RECORD EXCERPTS
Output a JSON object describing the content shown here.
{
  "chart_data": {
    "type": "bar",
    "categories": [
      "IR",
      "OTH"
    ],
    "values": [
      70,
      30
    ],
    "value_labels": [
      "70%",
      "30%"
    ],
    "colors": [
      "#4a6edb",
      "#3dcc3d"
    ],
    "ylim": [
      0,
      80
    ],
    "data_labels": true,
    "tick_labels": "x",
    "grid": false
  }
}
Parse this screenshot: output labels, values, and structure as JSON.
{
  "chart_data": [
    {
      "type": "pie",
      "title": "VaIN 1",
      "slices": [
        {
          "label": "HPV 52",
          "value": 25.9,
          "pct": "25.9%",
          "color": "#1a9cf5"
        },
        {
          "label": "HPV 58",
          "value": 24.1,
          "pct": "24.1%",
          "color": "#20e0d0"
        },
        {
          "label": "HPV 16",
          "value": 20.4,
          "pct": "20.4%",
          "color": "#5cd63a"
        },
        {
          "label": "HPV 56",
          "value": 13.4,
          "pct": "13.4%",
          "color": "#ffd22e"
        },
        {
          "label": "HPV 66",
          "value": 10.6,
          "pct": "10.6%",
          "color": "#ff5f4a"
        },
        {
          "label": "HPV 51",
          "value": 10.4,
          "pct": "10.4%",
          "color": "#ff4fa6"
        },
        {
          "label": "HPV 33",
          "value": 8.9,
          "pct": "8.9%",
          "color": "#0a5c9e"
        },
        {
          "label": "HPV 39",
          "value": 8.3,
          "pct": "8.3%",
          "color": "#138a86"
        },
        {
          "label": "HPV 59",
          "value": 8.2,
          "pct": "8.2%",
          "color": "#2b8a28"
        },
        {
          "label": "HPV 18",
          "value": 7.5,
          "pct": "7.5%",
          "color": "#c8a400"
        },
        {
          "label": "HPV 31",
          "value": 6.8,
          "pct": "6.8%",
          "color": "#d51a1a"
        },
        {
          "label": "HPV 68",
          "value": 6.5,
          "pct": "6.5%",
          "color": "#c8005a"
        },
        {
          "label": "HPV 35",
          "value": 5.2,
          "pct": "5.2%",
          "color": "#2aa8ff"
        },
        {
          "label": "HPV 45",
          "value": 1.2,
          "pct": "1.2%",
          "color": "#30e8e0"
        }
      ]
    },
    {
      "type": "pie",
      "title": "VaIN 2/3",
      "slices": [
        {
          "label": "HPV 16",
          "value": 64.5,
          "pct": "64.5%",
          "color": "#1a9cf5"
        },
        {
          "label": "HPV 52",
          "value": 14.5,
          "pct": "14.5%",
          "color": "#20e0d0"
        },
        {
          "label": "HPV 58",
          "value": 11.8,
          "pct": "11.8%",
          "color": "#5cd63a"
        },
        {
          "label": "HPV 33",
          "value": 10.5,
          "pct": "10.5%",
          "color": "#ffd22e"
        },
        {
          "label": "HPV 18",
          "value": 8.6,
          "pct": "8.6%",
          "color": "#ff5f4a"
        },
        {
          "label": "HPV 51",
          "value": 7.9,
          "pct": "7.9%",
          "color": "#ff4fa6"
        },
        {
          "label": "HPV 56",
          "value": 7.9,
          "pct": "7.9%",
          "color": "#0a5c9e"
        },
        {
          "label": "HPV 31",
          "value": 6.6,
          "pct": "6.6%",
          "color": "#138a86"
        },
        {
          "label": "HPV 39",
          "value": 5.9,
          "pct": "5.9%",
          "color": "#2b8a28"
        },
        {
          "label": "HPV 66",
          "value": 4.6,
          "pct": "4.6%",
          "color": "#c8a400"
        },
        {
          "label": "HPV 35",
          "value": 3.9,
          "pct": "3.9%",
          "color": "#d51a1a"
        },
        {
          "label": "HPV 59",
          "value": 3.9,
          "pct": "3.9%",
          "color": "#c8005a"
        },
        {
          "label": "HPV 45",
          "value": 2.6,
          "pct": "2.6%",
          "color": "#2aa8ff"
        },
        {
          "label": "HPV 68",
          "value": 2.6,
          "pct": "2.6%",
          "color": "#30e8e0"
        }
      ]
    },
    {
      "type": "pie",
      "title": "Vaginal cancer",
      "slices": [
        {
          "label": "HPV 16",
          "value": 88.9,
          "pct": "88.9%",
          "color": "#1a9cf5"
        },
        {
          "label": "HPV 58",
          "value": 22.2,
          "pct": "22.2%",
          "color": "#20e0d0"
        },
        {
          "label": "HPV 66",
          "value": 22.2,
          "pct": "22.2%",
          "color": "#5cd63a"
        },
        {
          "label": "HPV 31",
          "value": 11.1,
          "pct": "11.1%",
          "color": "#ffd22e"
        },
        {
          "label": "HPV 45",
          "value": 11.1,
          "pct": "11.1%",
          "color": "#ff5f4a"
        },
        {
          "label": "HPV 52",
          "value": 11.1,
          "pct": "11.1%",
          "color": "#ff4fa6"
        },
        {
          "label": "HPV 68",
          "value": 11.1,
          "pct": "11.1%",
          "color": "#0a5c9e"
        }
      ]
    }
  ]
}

TO DO
Return every entry verbatim.

RESULT
Output a JSON object describing the content shown here.
{
  "chart_data": {
    "type": "bar",
    "categories": [
      "IR",
      "OTH"
    ],
    "values": [
      70,
      30
    ],
    "value_labels": [
      "70%",
      "30%"
    ],
    "colors": [
      "#4a6edb",
      "#3dcc3d"
    ],
    "ylim": [
      0,
      80
    ],
    "data_labels": true,
    "tick_labels": "x",
    "grid": false
  }
}
Parse this screenshot: output labels, values, and structure as JSON.
{
  "chart_data": [
    {
      "type": "pie",
      "title": "VaIN 1",
      "slices": [
        {
          "label": "HPV 52",
          "value": 25.9,
          "pct": "25.9%",
          "color": "#1a9cf5"
        },
        {
          "label": "HPV 58",
          "value": 24.1,
          "pct": "24.1%",
          "color": "#20e0d0"
        },
        {
          "label": "HPV 16",
          "value": 20.4,
          "pct": "20.4%",
          "color": "#5cd63a"
        },
        {
          "label": "HPV 56",
          "value": 13.4,
          "pct": "13.4%",
          "color": "#ffd22e"
        },
        {
          "label": "HPV 66",
          "value": 10.6,
          "pct": "10.6%",
          "color": "#ff5f4a"
        },
        {
          "label": "HPV 51",
          "value": 10.4,
          "pct": "10.4%",
          "color": "#ff4fa6"
        },
        {
          "label": "HPV 33",
          "value": 8.9,
          "pct": "8.9%",
          "color": "#0a5c9e"
        },
        {
          "label": "HPV 39",
          "value": 8.3,
          "pct": "8.3%",
          "color": "#138a86"
        },
        {
          "label": "HPV 59",
          "value": 8.2,
          "pct": "8.2%",
          "color": "#2b8a28"
        },
        {
          "label": "HPV 18",
          "value": 7.5,
          "pct": "7.5%",
          "color": "#c8a400"
        },
        {
          "label": "HPV 31",
          "value": 6.8,
          "pct": "6.8%",
          "color": "#d51a1a"
        },
        {
          "label": "HPV 68",
          "value": 6.5,
          "pct": "6.5%",
          "color": "#c8005a"
        },
        {
          "label": "HPV 35",
          "value": 5.2,
          "pct": "5.2%",
          "color": "#2aa8ff"
        },
        {
          "label": "HPV 45",
          "value": 1.2,
          "pct": "1.2%",
          "color": "#30e8e0"
        }
      ]
    },
    {
      "type": "pie",
      "title": "VaIN 2/3",
      "slices": [
        {
          "label": "HPV 16",
          "value": 64.5,
          "pct": "64.5%",
          "color": "#1a9cf5"
        },
        {
          "label": "HPV 52",
          "value": 14.5,
          "pct": "14.5%",
          "color": "#20e0d0"
        },
        {
          "label": "HPV 58",
          "value": 11.8,
          "pct": "11.8%",
          "color": "#5cd63a"
        },
        {
          "label": "HPV 33",
          "value": 10.5,
          "pct": "10.5%",
          "color": "#ffd22e"
        },
        {
          "label": "HPV 18",
          "value": 8.6,
          "pct": "8.6%",
          "color": "#ff5f4a"
        },
        {
          "label": "HPV 51",
          "value": 7.9,
          "pct": "7.9%",
          "color": "#ff4fa6"
        },
        {
          "label": "HPV 56",
          "value": 7.9,
          "pct": "7.9%",
          "color": "#0a5c9e"
        },
        {
          "label": "HPV 31",
          "value": 6.6,
          "pct": "6.6%",
          "color": "#138a86"
        },
        {
          "label": "HPV 39",
          "value": 5.9,
          "pct": "5.9%",
          "color": "#2b8a28"
        },
        {
          "label": "HPV 66",
          "value": 4.6,
          "pct": "4.6%",
          "color": "#c8a400"
        },
        {
          "label": "HPV 35",
          "value": 3.9,
          "pct": "3.9%",
          "color": "#d51a1a"
        },
        {
          "label": "HPV 59",
          "value": 3.9,
          "pct": "3.9%",
          "color": "#c8005a"
        },
        {
          "label": "HPV 45",
          "value": 2.6,
          "pct": "2.6%",
          "color": "#2aa8ff"
        },
        {
          "label": "HPV 68",
          "value": 2.6,
          "pct": "2.6%",
          "color": "#30e8e0"
        }
      ]
    },
    {
      "type": "pie",
      "title": "Vaginal cancer",
      "slices": [
        {
          "label": "HPV 16",
          "value": 88.9,
          "pct": "88.9%",
          "color": "#1a9cf5"
        },
        {
          "label": "HPV 58",
          "value": 22.2,
          "pct": "22.2%",
          "color": "#20e0d0"
        },
        {
          "label": "HPV 66",
          "value": 22.2,
          "pct": "22.2%",
          "color": "#5cd63a"
        },
        {
          "label": "HPV 31",
          "value": 11.1,
          "pct": "11.1%",
          "color": "#ffd22e"
        },
        {
          "label": "HPV 45",
          "value": 11.1,
          "pct": "11.1%",
          "color": "#ff5f4a"
        },
        {
          "label": "HPV 52",
          "value": 11.1,
          "pct": "11.1%",
          "color": "#ff4fa6"
        },
        {
          "label": "HPV 68",
          "value": 11.1,
          "pct": "11.1%",
          "color": "#0a5c9e"
        }
      ]
    }
  ]
}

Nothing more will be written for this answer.